§ **What this task involves**
Reproduce the lines below verbatim, starting at the line containing "add-to-cart-button[interactable] xyxy=(566,536,610,580)" and ending with the line containing "recent-apps-icon xyxy=(612,14,632,34)", both included.

§ **Data shown**
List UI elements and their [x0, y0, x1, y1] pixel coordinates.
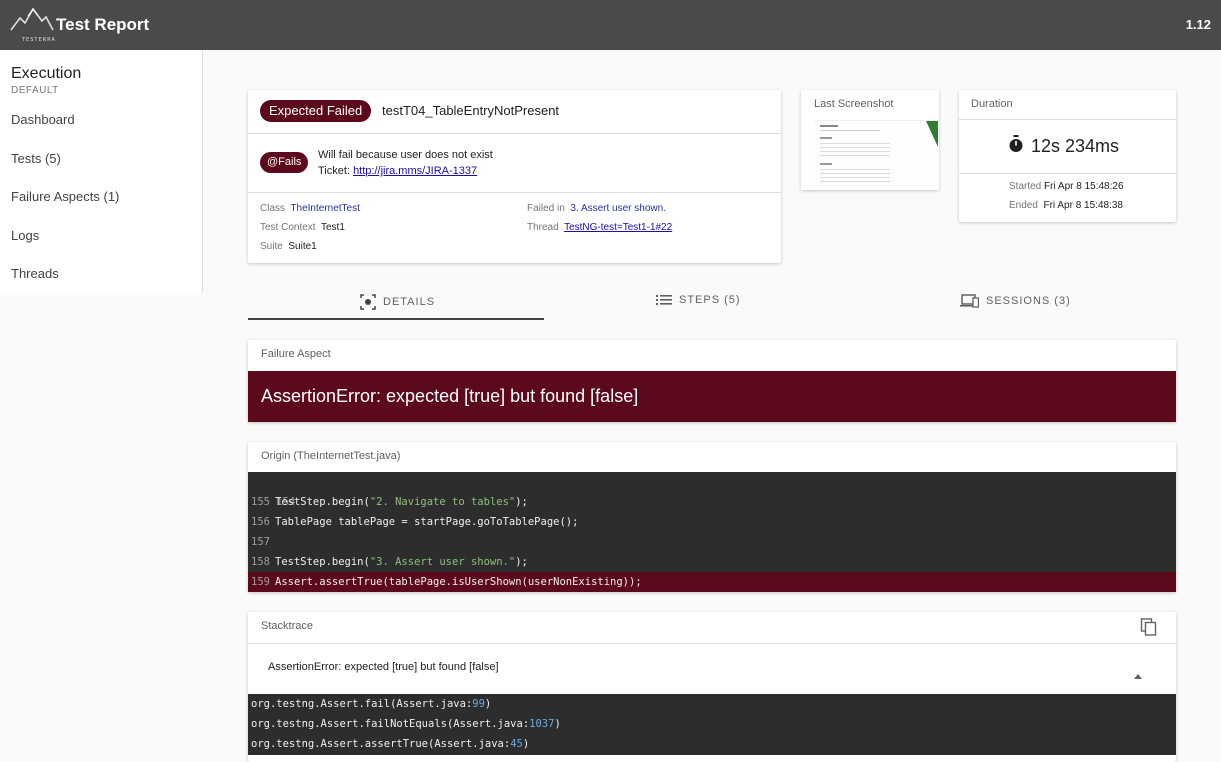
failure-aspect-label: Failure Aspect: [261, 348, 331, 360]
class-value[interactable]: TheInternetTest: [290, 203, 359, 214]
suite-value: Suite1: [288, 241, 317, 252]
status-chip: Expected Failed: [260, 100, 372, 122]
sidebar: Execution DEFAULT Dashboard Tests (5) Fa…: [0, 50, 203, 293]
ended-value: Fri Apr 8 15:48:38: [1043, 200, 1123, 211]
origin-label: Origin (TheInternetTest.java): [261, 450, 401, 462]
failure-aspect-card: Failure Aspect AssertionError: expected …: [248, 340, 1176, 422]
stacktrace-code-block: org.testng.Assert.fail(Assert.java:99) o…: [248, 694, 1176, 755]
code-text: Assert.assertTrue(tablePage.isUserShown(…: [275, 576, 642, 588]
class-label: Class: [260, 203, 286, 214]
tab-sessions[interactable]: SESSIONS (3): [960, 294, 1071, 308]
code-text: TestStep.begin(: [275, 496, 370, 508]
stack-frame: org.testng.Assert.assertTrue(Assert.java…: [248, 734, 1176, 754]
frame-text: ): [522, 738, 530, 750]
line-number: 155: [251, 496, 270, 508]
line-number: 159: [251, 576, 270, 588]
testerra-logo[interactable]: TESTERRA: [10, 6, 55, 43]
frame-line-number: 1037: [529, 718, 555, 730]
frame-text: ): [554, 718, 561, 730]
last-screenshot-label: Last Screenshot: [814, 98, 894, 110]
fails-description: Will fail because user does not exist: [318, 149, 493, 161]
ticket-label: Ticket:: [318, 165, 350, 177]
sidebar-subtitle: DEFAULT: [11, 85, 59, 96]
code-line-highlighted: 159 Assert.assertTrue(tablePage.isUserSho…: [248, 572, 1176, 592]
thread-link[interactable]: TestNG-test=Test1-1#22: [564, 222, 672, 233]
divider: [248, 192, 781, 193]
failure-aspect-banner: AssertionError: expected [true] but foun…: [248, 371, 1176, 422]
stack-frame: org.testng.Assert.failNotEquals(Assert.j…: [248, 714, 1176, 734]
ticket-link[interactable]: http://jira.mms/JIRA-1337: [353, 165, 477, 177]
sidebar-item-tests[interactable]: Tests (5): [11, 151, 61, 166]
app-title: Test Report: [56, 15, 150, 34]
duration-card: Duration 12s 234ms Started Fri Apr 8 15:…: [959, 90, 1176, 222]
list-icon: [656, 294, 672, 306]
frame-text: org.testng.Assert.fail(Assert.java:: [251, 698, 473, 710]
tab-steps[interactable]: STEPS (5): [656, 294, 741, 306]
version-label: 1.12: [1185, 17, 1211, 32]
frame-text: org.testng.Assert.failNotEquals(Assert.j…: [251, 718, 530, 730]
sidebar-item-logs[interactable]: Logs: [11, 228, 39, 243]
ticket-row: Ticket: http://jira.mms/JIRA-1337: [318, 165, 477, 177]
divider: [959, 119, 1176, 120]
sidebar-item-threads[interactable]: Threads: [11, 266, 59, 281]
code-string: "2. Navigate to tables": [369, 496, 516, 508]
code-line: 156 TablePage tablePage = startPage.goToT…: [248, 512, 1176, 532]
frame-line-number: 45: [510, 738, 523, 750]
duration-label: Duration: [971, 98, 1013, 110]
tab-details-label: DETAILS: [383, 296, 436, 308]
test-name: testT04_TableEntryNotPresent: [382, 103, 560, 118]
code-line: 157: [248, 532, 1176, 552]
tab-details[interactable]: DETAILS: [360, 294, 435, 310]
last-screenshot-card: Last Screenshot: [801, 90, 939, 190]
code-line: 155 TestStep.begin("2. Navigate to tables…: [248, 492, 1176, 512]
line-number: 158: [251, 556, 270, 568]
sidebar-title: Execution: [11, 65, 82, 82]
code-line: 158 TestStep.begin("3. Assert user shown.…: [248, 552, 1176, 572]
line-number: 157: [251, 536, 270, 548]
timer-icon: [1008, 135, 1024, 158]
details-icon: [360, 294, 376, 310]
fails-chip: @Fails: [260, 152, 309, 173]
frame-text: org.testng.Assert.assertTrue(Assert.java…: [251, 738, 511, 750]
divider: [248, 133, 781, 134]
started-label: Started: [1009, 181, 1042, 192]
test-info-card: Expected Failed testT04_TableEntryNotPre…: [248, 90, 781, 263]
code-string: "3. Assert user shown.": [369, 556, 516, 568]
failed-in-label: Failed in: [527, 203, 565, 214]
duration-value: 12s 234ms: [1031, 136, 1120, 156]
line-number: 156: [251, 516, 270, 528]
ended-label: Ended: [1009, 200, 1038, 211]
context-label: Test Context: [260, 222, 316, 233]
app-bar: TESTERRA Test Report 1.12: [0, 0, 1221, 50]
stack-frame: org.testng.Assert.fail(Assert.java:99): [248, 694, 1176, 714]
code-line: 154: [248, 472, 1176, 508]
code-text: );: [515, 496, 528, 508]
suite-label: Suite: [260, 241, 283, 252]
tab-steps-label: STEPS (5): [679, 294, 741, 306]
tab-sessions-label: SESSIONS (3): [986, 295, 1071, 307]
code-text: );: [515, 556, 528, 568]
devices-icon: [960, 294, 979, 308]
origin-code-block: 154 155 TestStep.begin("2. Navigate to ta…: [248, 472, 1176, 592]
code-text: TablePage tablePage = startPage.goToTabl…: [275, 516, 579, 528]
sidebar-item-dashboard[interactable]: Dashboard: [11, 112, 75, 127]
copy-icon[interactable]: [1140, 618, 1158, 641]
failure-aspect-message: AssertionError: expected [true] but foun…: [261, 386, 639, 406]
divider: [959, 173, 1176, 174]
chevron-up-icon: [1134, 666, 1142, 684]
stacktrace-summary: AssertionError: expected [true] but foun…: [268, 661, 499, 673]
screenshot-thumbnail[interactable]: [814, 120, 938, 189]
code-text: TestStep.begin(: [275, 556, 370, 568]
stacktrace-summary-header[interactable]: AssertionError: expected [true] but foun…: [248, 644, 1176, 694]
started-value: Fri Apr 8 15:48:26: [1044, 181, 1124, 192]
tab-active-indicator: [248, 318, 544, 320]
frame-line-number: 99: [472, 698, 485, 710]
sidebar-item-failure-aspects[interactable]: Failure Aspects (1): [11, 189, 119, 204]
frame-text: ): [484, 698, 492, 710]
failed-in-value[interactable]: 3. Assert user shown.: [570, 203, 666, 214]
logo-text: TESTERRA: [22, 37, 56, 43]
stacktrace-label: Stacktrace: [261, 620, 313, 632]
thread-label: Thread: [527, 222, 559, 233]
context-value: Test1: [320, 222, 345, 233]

--

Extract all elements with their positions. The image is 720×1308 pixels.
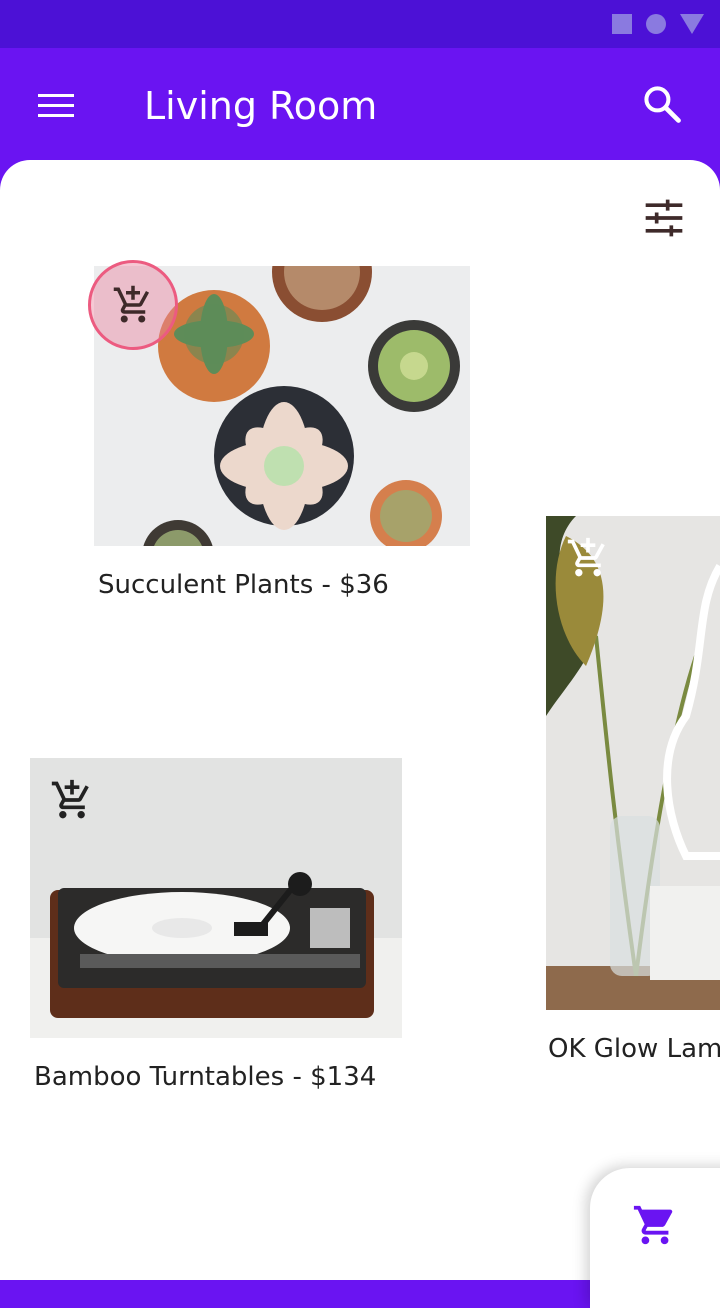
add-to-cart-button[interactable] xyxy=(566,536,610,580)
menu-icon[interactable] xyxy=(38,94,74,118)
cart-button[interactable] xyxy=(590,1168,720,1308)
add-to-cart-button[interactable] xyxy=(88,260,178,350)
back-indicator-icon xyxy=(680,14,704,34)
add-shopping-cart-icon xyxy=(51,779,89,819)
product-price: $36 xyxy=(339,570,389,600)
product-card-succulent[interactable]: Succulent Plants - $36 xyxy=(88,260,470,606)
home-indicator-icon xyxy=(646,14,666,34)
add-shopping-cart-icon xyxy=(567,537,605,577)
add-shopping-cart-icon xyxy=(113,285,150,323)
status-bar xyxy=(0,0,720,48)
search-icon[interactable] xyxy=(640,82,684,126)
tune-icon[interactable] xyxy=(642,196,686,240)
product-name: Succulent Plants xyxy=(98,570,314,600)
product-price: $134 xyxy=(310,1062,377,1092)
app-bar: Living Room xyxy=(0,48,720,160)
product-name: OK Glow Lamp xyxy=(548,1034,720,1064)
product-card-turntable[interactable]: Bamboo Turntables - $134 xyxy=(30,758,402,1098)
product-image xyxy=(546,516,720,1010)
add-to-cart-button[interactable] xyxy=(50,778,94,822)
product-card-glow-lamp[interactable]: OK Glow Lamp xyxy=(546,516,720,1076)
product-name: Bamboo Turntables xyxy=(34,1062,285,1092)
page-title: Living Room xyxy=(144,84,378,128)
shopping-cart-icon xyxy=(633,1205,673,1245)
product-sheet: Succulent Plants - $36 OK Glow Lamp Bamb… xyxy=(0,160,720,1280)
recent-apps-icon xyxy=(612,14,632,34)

§ **Response for this exercise**
add-to-cart-button[interactable] xyxy=(566,536,610,580)
menu-icon[interactable] xyxy=(38,94,74,118)
cart-button[interactable] xyxy=(590,1168,720,1308)
add-to-cart-button[interactable] xyxy=(88,260,178,350)
back-indicator-icon xyxy=(680,14,704,34)
add-shopping-cart-icon xyxy=(51,779,89,819)
product-price: $36 xyxy=(339,570,389,600)
product-card-succulent[interactable]: Succulent Plants - $36 xyxy=(88,260,470,606)
home-indicator-icon xyxy=(646,14,666,34)
add-shopping-cart-icon xyxy=(567,537,605,577)
add-shopping-cart-icon xyxy=(113,285,150,323)
status-bar xyxy=(0,0,720,48)
search-icon[interactable] xyxy=(640,82,684,126)
tune-icon[interactable] xyxy=(642,196,686,240)
product-name: Succulent Plants xyxy=(98,570,314,600)
product-price: $134 xyxy=(310,1062,377,1092)
app-bar: Living Room xyxy=(0,48,720,160)
product-name: OK Glow Lamp xyxy=(548,1034,720,1064)
product-card-turntable[interactable]: Bamboo Turntables - $134 xyxy=(30,758,402,1098)
product-image xyxy=(546,516,720,1010)
add-to-cart-button[interactable] xyxy=(50,778,94,822)
product-card-glow-lamp[interactable]: OK Glow Lamp xyxy=(546,516,720,1076)
product-name: Bamboo Turntables xyxy=(34,1062,285,1092)
page-title: Living Room xyxy=(144,84,378,128)
shopping-cart-icon xyxy=(633,1205,673,1245)
product-sheet: Succulent Plants - $36 OK Glow Lamp Bamb… xyxy=(0,160,720,1280)
recent-apps-icon xyxy=(612,14,632,34)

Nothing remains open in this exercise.